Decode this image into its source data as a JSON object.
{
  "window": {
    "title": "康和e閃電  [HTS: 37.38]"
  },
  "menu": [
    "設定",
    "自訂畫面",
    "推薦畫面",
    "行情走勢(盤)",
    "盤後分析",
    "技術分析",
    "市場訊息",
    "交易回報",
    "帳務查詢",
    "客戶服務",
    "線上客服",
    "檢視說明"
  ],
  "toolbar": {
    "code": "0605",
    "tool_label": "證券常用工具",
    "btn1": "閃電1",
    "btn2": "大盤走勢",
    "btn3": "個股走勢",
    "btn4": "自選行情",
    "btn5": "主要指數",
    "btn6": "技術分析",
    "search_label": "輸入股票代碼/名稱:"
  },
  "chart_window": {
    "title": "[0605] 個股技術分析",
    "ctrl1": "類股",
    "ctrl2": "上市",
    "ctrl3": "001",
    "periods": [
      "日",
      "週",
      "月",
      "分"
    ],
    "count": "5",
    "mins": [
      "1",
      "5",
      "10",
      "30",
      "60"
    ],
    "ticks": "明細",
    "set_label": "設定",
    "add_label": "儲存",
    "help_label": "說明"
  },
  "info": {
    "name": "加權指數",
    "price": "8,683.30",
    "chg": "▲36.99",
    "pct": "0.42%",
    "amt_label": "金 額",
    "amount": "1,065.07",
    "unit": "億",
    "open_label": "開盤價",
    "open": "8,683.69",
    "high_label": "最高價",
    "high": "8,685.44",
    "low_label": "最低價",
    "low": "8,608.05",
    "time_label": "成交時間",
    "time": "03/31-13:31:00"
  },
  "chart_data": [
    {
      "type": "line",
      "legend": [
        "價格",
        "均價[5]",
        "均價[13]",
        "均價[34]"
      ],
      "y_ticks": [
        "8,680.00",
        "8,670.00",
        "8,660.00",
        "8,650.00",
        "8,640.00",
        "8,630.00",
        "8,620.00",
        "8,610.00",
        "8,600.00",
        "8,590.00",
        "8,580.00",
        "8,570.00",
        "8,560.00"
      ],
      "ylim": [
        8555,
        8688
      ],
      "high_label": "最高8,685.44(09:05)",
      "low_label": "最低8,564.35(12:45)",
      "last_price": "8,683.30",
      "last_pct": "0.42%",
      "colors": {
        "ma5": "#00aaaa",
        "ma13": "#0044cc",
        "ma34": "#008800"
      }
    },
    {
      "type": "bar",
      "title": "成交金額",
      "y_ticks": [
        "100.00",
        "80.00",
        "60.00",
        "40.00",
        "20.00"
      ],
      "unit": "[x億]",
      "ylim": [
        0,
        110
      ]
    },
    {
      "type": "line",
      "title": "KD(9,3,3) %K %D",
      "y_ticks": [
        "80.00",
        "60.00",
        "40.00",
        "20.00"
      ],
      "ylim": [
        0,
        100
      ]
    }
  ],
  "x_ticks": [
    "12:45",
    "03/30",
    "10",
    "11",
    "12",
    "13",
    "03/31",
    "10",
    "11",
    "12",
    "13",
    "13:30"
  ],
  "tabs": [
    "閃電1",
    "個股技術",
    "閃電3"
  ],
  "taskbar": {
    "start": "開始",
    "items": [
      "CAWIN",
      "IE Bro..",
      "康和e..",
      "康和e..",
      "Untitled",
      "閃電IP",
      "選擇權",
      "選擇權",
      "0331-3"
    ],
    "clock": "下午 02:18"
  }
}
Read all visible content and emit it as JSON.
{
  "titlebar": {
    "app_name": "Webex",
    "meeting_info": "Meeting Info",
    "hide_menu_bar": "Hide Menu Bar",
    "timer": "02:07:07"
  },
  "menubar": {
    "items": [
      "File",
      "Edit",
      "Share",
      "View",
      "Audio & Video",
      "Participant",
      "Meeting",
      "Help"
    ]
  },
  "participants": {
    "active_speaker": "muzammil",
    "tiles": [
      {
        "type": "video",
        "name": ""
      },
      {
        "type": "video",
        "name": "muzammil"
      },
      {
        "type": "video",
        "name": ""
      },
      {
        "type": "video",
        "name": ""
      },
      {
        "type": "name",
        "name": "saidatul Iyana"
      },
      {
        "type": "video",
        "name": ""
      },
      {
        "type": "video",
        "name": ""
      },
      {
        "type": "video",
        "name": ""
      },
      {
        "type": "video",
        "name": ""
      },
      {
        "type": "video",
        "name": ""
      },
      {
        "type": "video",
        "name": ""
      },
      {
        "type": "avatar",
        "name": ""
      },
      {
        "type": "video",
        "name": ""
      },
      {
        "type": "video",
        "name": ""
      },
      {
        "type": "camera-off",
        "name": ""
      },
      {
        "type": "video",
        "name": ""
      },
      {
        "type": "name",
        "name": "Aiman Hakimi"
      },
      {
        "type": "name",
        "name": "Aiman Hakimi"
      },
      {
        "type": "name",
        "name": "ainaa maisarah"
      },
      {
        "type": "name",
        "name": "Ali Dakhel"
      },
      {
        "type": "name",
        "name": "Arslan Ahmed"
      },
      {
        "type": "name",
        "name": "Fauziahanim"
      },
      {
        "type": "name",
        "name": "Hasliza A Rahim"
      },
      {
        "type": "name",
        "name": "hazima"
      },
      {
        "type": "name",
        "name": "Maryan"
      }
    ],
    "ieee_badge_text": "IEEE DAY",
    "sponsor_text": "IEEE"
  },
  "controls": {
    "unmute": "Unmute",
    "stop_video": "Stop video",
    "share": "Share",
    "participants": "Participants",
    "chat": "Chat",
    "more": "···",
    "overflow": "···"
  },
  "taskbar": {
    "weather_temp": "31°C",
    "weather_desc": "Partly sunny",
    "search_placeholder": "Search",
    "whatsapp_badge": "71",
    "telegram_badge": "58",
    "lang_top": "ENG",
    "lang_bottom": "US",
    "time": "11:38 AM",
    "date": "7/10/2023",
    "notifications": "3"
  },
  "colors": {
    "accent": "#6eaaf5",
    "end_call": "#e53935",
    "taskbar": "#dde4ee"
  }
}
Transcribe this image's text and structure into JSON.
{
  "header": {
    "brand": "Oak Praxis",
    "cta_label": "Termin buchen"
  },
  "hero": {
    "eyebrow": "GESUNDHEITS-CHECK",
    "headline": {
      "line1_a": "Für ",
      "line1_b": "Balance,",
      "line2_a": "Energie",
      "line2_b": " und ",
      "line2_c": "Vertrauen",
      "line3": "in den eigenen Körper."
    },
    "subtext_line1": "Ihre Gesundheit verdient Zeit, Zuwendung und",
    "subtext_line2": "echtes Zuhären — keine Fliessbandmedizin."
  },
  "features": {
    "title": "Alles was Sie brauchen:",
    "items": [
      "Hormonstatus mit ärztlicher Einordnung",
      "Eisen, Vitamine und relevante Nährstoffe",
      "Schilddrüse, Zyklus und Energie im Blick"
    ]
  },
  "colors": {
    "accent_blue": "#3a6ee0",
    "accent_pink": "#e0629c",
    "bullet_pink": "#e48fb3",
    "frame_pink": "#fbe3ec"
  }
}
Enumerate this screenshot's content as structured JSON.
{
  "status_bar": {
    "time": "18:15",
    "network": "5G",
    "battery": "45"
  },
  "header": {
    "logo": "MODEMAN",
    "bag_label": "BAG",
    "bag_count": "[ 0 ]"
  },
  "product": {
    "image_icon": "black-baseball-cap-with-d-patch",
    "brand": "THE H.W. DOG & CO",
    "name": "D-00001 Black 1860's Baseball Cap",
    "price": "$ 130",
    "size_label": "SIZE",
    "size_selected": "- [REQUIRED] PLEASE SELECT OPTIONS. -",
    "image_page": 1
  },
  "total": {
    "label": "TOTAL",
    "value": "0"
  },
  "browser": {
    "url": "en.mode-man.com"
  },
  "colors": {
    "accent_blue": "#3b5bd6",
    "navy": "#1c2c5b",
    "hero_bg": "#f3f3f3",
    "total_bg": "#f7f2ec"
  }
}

◆ ◆ ◆ ◆ ◆

Word for word, quote the lines from the line containing "Enumerate this screenshot's" through the end of the material, both included, and nothing else.

**Solution for this task**.
Enumerate this screenshot's content as structured JSON.
{
  "status_bar": {
    "time": "18:15",
    "network": "5G",
    "battery": "45"
  },
  "header": {
    "logo": "MODEMAN",
    "bag_label": "BAG",
    "bag_count": "[ 0 ]"
  },
  "product": {
    "image_icon": "black-baseball-cap-with-d-patch",
    "brand": "THE H.W. DOG & CO",
    "name": "D-00001 Black 1860's Baseball Cap",
    "price": "$ 130",
    "size_label": "SIZE",
    "size_selected": "- [REQUIRED] PLEASE SELECT OPTIONS. -",
    "image_page": 1
  },
  "total": {
    "label": "TOTAL",
    "value": "0"
  },
  "browser": {
    "url": "en.mode-man.com"
  },
  "colors": {
    "accent_blue": "#3b5bd6",
    "navy": "#1c2c5b",
    "hero_bg": "#f3f3f3",
    "total_bg": "#f7f2ec"
  }
}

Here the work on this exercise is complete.